● Exercise requirements
Pick out all lines in the listing holding the string "financial" and copy them.

● Listed entries
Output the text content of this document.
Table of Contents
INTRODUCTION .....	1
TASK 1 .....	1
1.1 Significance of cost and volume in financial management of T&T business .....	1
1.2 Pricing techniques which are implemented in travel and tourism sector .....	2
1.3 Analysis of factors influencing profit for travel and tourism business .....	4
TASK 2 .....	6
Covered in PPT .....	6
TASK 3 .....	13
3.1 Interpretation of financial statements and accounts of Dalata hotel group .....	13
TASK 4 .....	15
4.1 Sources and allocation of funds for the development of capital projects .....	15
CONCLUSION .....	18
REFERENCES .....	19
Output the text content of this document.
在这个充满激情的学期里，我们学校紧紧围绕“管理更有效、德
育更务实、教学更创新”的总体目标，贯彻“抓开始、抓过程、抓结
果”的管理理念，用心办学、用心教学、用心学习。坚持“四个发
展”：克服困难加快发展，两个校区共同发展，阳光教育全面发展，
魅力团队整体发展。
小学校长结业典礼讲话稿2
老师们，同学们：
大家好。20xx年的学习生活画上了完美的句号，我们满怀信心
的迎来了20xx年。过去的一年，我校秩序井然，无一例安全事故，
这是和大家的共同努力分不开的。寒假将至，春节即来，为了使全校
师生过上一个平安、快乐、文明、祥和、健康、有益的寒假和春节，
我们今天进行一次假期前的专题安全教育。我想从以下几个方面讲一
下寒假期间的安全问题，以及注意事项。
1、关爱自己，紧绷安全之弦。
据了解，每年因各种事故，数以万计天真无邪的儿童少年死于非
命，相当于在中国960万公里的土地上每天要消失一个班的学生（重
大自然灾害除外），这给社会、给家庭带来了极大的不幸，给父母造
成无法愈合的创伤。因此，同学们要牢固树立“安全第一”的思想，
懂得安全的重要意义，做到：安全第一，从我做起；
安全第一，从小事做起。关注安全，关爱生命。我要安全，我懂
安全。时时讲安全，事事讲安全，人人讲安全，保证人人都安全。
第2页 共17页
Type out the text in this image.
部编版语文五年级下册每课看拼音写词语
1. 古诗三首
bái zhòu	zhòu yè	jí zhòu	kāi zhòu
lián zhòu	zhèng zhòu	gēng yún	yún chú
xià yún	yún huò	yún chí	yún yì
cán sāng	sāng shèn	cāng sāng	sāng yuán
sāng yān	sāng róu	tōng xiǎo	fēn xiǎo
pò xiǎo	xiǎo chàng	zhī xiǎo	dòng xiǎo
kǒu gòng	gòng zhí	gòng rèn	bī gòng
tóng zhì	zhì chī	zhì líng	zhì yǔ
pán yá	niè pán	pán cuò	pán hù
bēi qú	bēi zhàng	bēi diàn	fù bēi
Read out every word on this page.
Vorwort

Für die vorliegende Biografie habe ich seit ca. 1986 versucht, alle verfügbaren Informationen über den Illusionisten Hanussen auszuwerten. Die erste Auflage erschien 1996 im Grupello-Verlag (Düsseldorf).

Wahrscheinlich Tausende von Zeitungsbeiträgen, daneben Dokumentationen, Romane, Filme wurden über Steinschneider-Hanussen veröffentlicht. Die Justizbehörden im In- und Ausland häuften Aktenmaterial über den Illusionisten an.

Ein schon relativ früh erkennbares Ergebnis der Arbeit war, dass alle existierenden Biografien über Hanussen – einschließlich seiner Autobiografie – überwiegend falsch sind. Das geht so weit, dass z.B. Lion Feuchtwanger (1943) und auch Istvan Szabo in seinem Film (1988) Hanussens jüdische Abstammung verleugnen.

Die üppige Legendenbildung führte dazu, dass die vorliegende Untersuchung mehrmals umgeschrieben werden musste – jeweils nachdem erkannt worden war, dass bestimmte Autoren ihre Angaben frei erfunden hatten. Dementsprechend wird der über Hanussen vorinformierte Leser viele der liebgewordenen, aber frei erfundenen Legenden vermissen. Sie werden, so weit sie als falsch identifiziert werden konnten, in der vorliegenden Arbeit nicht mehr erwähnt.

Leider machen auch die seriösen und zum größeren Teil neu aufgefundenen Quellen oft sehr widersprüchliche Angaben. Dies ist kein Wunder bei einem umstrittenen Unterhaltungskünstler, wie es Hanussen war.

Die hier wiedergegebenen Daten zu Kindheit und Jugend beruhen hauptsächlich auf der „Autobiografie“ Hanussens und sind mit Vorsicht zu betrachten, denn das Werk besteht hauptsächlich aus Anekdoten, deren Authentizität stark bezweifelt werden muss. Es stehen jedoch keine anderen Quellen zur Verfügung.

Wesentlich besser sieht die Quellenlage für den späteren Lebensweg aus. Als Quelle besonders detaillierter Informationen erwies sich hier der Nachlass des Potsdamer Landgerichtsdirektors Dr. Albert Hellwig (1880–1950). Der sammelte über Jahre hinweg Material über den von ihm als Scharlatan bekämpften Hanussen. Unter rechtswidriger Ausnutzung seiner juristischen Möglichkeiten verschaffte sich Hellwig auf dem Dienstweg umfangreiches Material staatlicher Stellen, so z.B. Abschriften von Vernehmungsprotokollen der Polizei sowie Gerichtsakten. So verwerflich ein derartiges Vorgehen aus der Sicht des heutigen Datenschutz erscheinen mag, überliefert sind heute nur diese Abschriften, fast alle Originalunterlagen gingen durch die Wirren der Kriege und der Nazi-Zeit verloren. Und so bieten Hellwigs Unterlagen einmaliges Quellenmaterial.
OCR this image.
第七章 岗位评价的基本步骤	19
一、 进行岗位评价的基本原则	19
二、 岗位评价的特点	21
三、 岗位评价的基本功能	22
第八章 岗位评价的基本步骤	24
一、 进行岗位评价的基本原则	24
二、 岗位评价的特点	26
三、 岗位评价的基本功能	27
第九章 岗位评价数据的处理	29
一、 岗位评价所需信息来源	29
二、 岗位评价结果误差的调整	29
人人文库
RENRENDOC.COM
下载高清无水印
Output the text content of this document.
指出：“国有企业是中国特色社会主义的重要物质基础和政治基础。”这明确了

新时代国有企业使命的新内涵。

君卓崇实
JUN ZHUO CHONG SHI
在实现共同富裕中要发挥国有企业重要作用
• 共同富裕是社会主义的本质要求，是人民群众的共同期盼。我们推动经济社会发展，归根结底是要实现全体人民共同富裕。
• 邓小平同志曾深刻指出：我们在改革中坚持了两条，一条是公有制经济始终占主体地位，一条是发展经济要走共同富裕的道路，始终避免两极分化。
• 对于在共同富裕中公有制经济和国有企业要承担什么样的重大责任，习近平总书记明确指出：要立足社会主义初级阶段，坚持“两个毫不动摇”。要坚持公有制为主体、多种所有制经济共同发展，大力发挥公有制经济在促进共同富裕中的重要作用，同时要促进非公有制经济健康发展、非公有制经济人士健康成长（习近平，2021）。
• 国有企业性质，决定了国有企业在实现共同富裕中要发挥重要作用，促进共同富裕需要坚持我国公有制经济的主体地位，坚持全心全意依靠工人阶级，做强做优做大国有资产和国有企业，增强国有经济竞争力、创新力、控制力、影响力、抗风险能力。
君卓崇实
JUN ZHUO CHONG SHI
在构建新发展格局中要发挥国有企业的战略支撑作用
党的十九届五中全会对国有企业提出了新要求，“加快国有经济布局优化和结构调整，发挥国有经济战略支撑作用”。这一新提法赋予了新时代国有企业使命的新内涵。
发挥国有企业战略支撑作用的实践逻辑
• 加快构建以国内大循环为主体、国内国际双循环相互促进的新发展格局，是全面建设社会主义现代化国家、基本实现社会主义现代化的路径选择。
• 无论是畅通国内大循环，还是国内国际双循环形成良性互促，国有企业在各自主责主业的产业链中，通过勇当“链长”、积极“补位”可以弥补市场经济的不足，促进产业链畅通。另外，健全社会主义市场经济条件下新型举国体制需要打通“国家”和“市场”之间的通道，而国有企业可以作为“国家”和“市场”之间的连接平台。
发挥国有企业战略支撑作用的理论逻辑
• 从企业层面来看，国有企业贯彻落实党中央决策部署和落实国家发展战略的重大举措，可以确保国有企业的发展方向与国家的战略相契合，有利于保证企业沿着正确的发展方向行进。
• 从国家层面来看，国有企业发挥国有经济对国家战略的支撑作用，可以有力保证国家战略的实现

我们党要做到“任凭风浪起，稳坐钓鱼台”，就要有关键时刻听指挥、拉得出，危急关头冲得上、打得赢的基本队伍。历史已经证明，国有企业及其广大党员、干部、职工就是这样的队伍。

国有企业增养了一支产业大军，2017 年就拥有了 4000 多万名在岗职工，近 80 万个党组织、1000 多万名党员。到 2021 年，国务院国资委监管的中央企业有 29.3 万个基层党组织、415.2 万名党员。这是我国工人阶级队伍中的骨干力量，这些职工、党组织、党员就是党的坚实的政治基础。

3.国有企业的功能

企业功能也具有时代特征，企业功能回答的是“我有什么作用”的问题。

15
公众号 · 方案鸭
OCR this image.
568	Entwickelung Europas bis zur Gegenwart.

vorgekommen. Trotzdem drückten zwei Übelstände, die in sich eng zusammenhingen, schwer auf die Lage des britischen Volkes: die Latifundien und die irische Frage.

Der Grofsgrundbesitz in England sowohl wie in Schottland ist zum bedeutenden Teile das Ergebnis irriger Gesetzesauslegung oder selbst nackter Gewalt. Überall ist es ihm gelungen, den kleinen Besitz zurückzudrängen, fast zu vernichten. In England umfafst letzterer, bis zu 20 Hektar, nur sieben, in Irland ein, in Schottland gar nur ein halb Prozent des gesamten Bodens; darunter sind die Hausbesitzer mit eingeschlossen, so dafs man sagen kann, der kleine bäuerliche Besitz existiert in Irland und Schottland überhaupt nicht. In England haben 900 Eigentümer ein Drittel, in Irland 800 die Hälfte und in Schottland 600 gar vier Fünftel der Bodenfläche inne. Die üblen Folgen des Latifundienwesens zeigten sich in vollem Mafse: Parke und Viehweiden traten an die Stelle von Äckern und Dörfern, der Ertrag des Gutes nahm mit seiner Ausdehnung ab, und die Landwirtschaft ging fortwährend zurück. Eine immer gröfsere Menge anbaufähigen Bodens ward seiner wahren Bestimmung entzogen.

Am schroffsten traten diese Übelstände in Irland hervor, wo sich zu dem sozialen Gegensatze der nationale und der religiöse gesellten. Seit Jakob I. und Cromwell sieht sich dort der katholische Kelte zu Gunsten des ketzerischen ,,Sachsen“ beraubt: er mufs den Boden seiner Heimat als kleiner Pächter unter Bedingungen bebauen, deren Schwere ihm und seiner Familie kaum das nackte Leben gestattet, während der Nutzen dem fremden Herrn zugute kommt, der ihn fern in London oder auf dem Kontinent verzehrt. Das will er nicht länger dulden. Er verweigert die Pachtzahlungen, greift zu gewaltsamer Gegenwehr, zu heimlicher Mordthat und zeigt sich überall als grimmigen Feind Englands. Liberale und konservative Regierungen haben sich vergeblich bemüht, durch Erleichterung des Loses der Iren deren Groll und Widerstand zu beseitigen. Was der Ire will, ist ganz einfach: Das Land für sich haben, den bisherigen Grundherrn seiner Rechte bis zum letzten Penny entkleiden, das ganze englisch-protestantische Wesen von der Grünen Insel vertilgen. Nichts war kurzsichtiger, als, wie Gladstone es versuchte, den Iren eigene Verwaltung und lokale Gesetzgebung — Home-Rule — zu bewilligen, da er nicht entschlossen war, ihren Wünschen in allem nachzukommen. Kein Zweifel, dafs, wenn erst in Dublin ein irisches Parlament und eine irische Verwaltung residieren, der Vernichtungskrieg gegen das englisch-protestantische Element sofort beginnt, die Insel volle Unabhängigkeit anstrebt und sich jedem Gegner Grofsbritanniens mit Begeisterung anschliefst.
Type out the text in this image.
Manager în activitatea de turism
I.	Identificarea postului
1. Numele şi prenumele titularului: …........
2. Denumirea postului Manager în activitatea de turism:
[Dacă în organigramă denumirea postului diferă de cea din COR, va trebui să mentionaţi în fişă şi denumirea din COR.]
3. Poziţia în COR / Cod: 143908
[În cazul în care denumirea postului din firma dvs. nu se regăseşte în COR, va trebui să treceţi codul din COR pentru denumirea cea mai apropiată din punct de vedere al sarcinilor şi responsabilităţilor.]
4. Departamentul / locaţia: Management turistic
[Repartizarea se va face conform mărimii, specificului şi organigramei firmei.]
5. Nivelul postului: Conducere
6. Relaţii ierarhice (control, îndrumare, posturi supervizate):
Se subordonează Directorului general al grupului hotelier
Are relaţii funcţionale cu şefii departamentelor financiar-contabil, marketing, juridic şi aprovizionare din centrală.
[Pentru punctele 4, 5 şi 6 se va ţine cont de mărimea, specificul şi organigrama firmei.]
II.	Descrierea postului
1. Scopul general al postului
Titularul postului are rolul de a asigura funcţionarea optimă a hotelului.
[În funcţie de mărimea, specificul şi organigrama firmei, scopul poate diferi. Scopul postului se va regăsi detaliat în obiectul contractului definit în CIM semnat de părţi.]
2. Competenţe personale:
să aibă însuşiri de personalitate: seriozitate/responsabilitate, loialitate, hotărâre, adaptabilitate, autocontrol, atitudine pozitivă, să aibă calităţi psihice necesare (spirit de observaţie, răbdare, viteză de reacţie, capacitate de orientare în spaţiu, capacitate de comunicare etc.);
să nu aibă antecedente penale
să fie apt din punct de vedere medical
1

● Solution below
1.1 Significance of cost and volume in financial management of T&T business .....	1
3.1 Interpretation of financial statements and accounts of Dalata hotel group .....	13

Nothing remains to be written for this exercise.